Output nothing but the number of lines that include the word "arcsec".

=== SUPPLIED INFORMATION ===

○ ○ ○

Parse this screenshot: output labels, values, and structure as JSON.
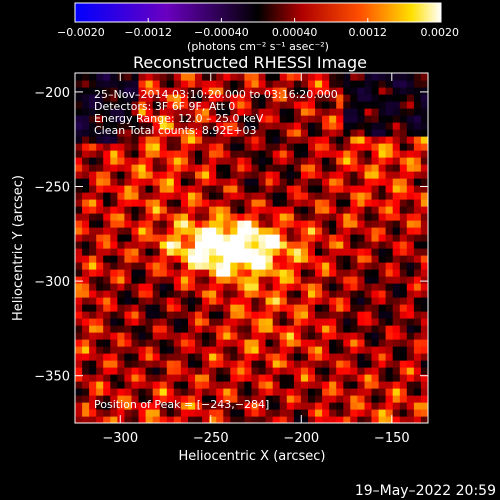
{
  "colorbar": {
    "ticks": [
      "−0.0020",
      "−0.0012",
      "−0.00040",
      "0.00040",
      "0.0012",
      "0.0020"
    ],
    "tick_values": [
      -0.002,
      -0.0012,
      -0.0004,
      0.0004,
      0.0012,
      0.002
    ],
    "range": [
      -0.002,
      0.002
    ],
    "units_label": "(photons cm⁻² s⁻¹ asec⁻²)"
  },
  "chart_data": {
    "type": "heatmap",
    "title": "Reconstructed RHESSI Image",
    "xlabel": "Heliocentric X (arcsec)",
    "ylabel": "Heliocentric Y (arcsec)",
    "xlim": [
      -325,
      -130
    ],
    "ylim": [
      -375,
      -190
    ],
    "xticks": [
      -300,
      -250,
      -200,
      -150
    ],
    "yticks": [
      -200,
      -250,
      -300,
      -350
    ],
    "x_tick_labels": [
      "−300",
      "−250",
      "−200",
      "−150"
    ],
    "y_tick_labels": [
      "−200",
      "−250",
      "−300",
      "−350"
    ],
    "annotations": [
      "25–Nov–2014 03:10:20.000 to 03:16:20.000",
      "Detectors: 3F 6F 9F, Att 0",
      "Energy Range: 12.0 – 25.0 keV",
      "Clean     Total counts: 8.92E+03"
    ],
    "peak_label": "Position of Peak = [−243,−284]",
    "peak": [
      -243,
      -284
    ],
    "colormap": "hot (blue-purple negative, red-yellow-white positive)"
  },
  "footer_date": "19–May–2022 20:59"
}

○ ○ ○

=== OUTPUT FOR THIS TASK ===
2